State how many lines contain "upper", and write nothing except that count.
### The records
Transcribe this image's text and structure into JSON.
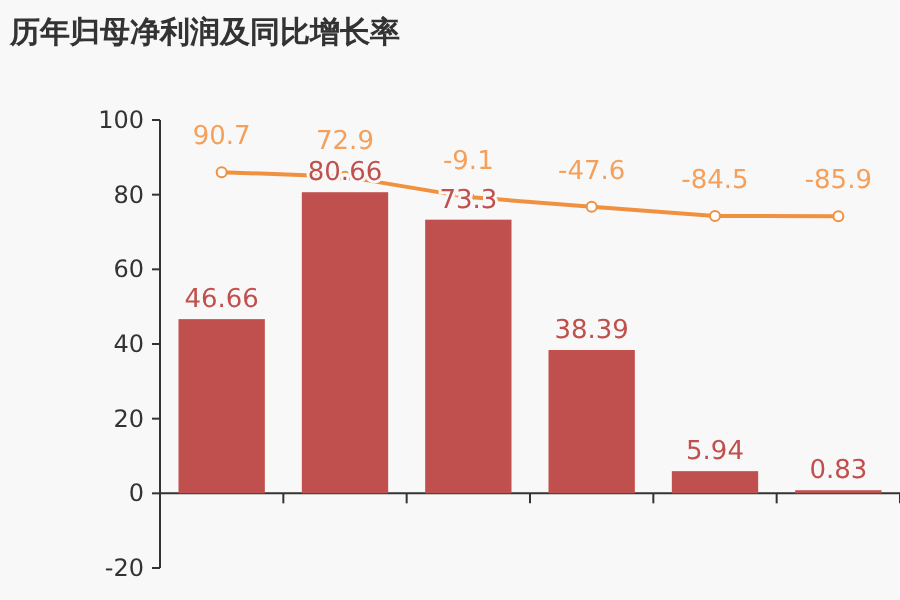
{
  "chart_data": {
    "type": "bar",
    "title": "历年归母净利润及同比增长率",
    "categories": [
      null,
      null,
      null,
      null,
      null,
      null
    ],
    "series": [
      {
        "color": "#c0504d",
        "values": [
          46.66,
          80.66,
          73.3,
          38.39,
          5.94,
          0.83
        ]
      },
      {
        "type": "line",
        "axis": "y2",
        "color": "#f0913f",
        "values": [
          90.7,
          72.9,
          -9.1,
          -47.6,
          -84.5,
          -85.9
        ]
      }
    ],
    "ylim": [
      -20,
      100
    ],
    "yticks": [
      -20,
      0,
      20,
      40,
      60,
      80,
      100
    ],
    "y2lim": [
      -1496,
      300
    ],
    "data_labels": true,
    "marker": "circle",
    "tick_labels": "y"
  }
}
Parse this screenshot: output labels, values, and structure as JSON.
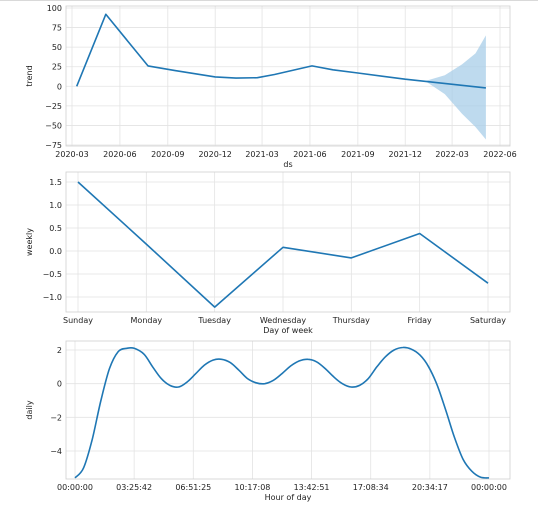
{
  "chart_data": [
    {
      "type": "area",
      "title": "",
      "xlabel": "ds",
      "ylabel": "trend",
      "x_ticks": [
        "2020-03",
        "2020-06",
        "2020-09",
        "2020-12",
        "2021-03",
        "2021-06",
        "2021-09",
        "2021-12",
        "2022-03",
        "2022-06"
      ],
      "ylim": [
        -75,
        100
      ],
      "y_ticks": [
        "100",
        "75",
        "50",
        "25",
        "0",
        "−25",
        "−50",
        "−75"
      ],
      "y_tick_values": [
        100,
        75,
        50,
        25,
        0,
        -25,
        -50,
        -75
      ],
      "grid": true,
      "series": [
        {
          "values": [
            {
              "x": "2020-03-10",
              "y": 0
            },
            {
              "x": "2020-05-05",
              "y": 92
            },
            {
              "x": "2020-07-25",
              "y": 26
            },
            {
              "x": "2020-09-15",
              "y": 20
            },
            {
              "x": "2020-12-01",
              "y": 12
            },
            {
              "x": "2021-01-10",
              "y": 10.5
            },
            {
              "x": "2021-02-20",
              "y": 11
            },
            {
              "x": "2021-03-25",
              "y": 15
            },
            {
              "x": "2021-06-05",
              "y": 26
            },
            {
              "x": "2021-07-15",
              "y": 21
            },
            {
              "x": "2021-09-01",
              "y": 17
            },
            {
              "x": "2021-12-01",
              "y": 9
            },
            {
              "x": "2022-05-05",
              "y": -2
            }
          ]
        }
      ],
      "uncertainty_band": [
        {
          "x": "2022-01-10",
          "lower": 6,
          "upper": 7
        },
        {
          "x": "2022-02-15",
          "lower": -10,
          "upper": 14
        },
        {
          "x": "2022-03-20",
          "lower": -35,
          "upper": 28
        },
        {
          "x": "2022-04-15",
          "lower": -52,
          "upper": 42
        },
        {
          "x": "2022-05-05",
          "lower": -68,
          "upper": 65
        }
      ],
      "colors": {
        "line": "#1f77b4",
        "band": "#a8cde8"
      }
    },
    {
      "type": "line",
      "title": "",
      "xlabel": "Day of week",
      "ylabel": "weekly",
      "categories": [
        "Sunday",
        "Monday",
        "Tuesday",
        "Wednesday",
        "Thursday",
        "Friday",
        "Saturday"
      ],
      "ylim": [
        -1.25,
        1.6
      ],
      "y_ticks": [
        "1.5",
        "1.0",
        "0.5",
        "0.0",
        "−0.5",
        "−1.0"
      ],
      "y_tick_values": [
        1.5,
        1.0,
        0.5,
        0.0,
        -0.5,
        -1.0
      ],
      "grid": true,
      "series": [
        {
          "values": [
            1.5,
            0.15,
            -1.22,
            0.08,
            -0.15,
            0.38,
            -0.7
          ]
        }
      ],
      "colors": {
        "line": "#1f77b4"
      }
    },
    {
      "type": "line",
      "title": "",
      "xlabel": "Hour of day",
      "ylabel": "daily",
      "x_ticks": [
        "00:00:00",
        "03:25:42",
        "06:51:25",
        "10:17:08",
        "13:42:51",
        "17:08:34",
        "20:34:17",
        "00:00:00"
      ],
      "ylim": [
        -5.8,
        2.5
      ],
      "y_ticks": [
        "2",
        "0",
        "−2",
        "−4"
      ],
      "y_tick_values": [
        2,
        0,
        -2,
        -4
      ],
      "grid": true,
      "series": [
        {
          "values": [
            {
              "x": 0,
              "y": -5.6
            },
            {
              "x": 0.5,
              "y": -5.0
            },
            {
              "x": 1.0,
              "y": -3.3
            },
            {
              "x": 1.5,
              "y": -1.0
            },
            {
              "x": 2.0,
              "y": 0.9
            },
            {
              "x": 2.5,
              "y": 1.9
            },
            {
              "x": 3.0,
              "y": 2.1
            },
            {
              "x": 3.43,
              "y": 2.1
            },
            {
              "x": 4.0,
              "y": 1.75
            },
            {
              "x": 4.5,
              "y": 1.0
            },
            {
              "x": 5.0,
              "y": 0.3
            },
            {
              "x": 5.5,
              "y": -0.1
            },
            {
              "x": 6.0,
              "y": -0.2
            },
            {
              "x": 6.5,
              "y": 0.1
            },
            {
              "x": 7.0,
              "y": 0.6
            },
            {
              "x": 7.5,
              "y": 1.1
            },
            {
              "x": 8.0,
              "y": 1.4
            },
            {
              "x": 8.5,
              "y": 1.45
            },
            {
              "x": 9.0,
              "y": 1.25
            },
            {
              "x": 9.5,
              "y": 0.8
            },
            {
              "x": 10.0,
              "y": 0.3
            },
            {
              "x": 10.5,
              "y": 0.05
            },
            {
              "x": 11.0,
              "y": 0.0
            },
            {
              "x": 11.5,
              "y": 0.2
            },
            {
              "x": 12.0,
              "y": 0.6
            },
            {
              "x": 12.5,
              "y": 1.05
            },
            {
              "x": 13.0,
              "y": 1.35
            },
            {
              "x": 13.5,
              "y": 1.45
            },
            {
              "x": 14.0,
              "y": 1.3
            },
            {
              "x": 14.5,
              "y": 0.9
            },
            {
              "x": 15.0,
              "y": 0.4
            },
            {
              "x": 15.5,
              "y": 0.0
            },
            {
              "x": 16.0,
              "y": -0.2
            },
            {
              "x": 16.5,
              "y": -0.1
            },
            {
              "x": 17.0,
              "y": 0.3
            },
            {
              "x": 17.5,
              "y": 1.0
            },
            {
              "x": 18.0,
              "y": 1.6
            },
            {
              "x": 18.5,
              "y": 2.0
            },
            {
              "x": 19.0,
              "y": 2.15
            },
            {
              "x": 19.5,
              "y": 2.05
            },
            {
              "x": 20.0,
              "y": 1.7
            },
            {
              "x": 20.5,
              "y": 1.0
            },
            {
              "x": 21.0,
              "y": -0.1
            },
            {
              "x": 21.5,
              "y": -1.6
            },
            {
              "x": 22.0,
              "y": -3.2
            },
            {
              "x": 22.5,
              "y": -4.5
            },
            {
              "x": 23.0,
              "y": -5.2
            },
            {
              "x": 23.5,
              "y": -5.55
            },
            {
              "x": 24.0,
              "y": -5.6
            }
          ]
        }
      ],
      "colors": {
        "line": "#1f77b4"
      }
    }
  ]
}
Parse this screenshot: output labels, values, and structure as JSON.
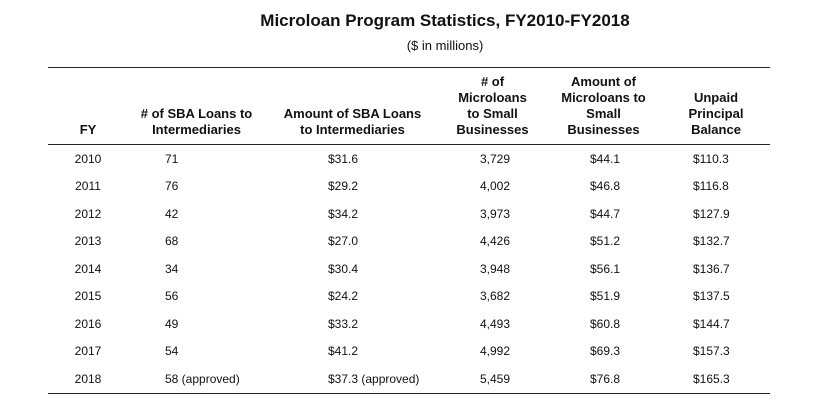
{
  "header": {
    "title": "Microloan Program Statistics, FY2010-FY2018",
    "subtitle": "($ in millions)"
  },
  "table": {
    "columns": [
      "FY",
      "# of SBA Loans to Intermediaries",
      "Amount of SBA Loans to Intermediaries",
      "# of Microloans to Small Businesses",
      "Amount of Microloans to Small Businesses",
      "Unpaid Principal Balance"
    ],
    "rows": [
      [
        "2010",
        "71",
        "$31.6",
        "3,729",
        "$44.1",
        "$110.3"
      ],
      [
        "2011",
        "76",
        "$29.2",
        "4,002",
        "$46.8",
        "$116.8"
      ],
      [
        "2012",
        "42",
        "$34.2",
        "3,973",
        "$44.7",
        "$127.9"
      ],
      [
        "2013",
        "68",
        "$27.0",
        "4,426",
        "$51.2",
        "$132.7"
      ],
      [
        "2014",
        "34",
        "$30.4",
        "3,948",
        "$56.1",
        "$136.7"
      ],
      [
        "2015",
        "56",
        "$24.2",
        "3,682",
        "$51.9",
        "$137.5"
      ],
      [
        "2016",
        "49",
        "$33.2",
        "4,493",
        "$60.8",
        "$144.7"
      ],
      [
        "2017",
        "54",
        "$41.2",
        "4,992",
        "$69.3",
        "$157.3"
      ],
      [
        "2018",
        "58 (approved)",
        "$37.3 (approved)",
        "5,459",
        "$76.8",
        "$165.3"
      ]
    ]
  }
}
######
Completed exercise:
5